▽
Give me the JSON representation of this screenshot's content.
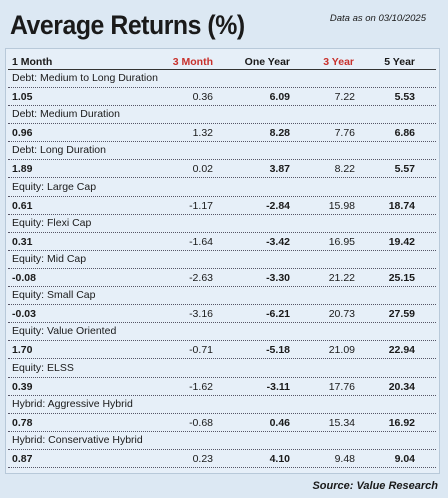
{
  "header": {
    "title": "Average Returns (%)",
    "note": "Data as on 03/10/2025"
  },
  "table": {
    "columns": [
      "1 Month",
      "3 Month",
      "One Year",
      "3 Year",
      "5 Year"
    ],
    "rows": [
      {
        "label": "Debt: Medium to Long Duration",
        "values": [
          "1.05",
          "0.36",
          "6.09",
          "7.22",
          "5.53"
        ]
      },
      {
        "label": "Debt: Medium Duration",
        "values": [
          "0.96",
          "1.32",
          "8.28",
          "7.76",
          "6.86"
        ]
      },
      {
        "label": "Debt: Long Duration",
        "values": [
          "1.89",
          "0.02",
          "3.87",
          "8.22",
          "5.57"
        ]
      },
      {
        "label": "Equity: Large Cap",
        "values": [
          "0.61",
          "-1.17",
          "-2.84",
          "15.98",
          "18.74"
        ]
      },
      {
        "label": "Equity: Flexi Cap",
        "values": [
          "0.31",
          "-1.64",
          "-3.42",
          "16.95",
          "19.42"
        ]
      },
      {
        "label": "Equity: Mid Cap",
        "values": [
          "-0.08",
          "-2.63",
          "-3.30",
          "21.22",
          "25.15"
        ]
      },
      {
        "label": "Equity: Small Cap",
        "values": [
          "-0.03",
          "-3.16",
          "-6.21",
          "20.73",
          "27.59"
        ]
      },
      {
        "label": "Equity: Value Oriented",
        "values": [
          "1.70",
          "-0.71",
          "-5.18",
          "21.09",
          "22.94"
        ]
      },
      {
        "label": "Equity: ELSS",
        "values": [
          "0.39",
          "-1.62",
          "-3.11",
          "17.76",
          "20.34"
        ]
      },
      {
        "label": "Hybrid: Aggressive Hybrid",
        "values": [
          "0.78",
          "-0.68",
          "0.46",
          "15.34",
          "16.92"
        ]
      },
      {
        "label": "Hybrid: Conservative Hybrid",
        "values": [
          "0.87",
          "0.23",
          "4.10",
          "9.48",
          "9.04"
        ]
      }
    ]
  },
  "footer": {
    "source": "Source: Value Research"
  }
}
△
Write the listing out a second time exactly, dropping all images.

▶ [RESULT OF THE TASK]
Give me the JSON representation of this screenshot's content.
{
  "header": {
    "title": "Average Returns (%)",
    "note": "Data as on 03/10/2025"
  },
  "table": {
    "columns": [
      "1 Month",
      "3 Month",
      "One Year",
      "3 Year",
      "5 Year"
    ],
    "rows": [
      {
        "label": "Debt: Medium to Long Duration",
        "values": [
          "1.05",
          "0.36",
          "6.09",
          "7.22",
          "5.53"
        ]
      },
      {
        "label": "Debt: Medium Duration",
        "values": [
          "0.96",
          "1.32",
          "8.28",
          "7.76",
          "6.86"
        ]
      },
      {
        "label": "Debt: Long Duration",
        "values": [
          "1.89",
          "0.02",
          "3.87",
          "8.22",
          "5.57"
        ]
      },
      {
        "label": "Equity: Large Cap",
        "values": [
          "0.61",
          "-1.17",
          "-2.84",
          "15.98",
          "18.74"
        ]
      },
      {
        "label": "Equity: Flexi Cap",
        "values": [
          "0.31",
          "-1.64",
          "-3.42",
          "16.95",
          "19.42"
        ]
      },
      {
        "label": "Equity: Mid Cap",
        "values": [
          "-0.08",
          "-2.63",
          "-3.30",
          "21.22",
          "25.15"
        ]
      },
      {
        "label": "Equity: Small Cap",
        "values": [
          "-0.03",
          "-3.16",
          "-6.21",
          "20.73",
          "27.59"
        ]
      },
      {
        "label": "Equity: Value Oriented",
        "values": [
          "1.70",
          "-0.71",
          "-5.18",
          "21.09",
          "22.94"
        ]
      },
      {
        "label": "Equity: ELSS",
        "values": [
          "0.39",
          "-1.62",
          "-3.11",
          "17.76",
          "20.34"
        ]
      },
      {
        "label": "Hybrid: Aggressive Hybrid",
        "values": [
          "0.78",
          "-0.68",
          "0.46",
          "15.34",
          "16.92"
        ]
      },
      {
        "label": "Hybrid: Conservative Hybrid",
        "values": [
          "0.87",
          "0.23",
          "4.10",
          "9.48",
          "9.04"
        ]
      }
    ]
  },
  "footer": {
    "source": "Source: Value Research"
  }
}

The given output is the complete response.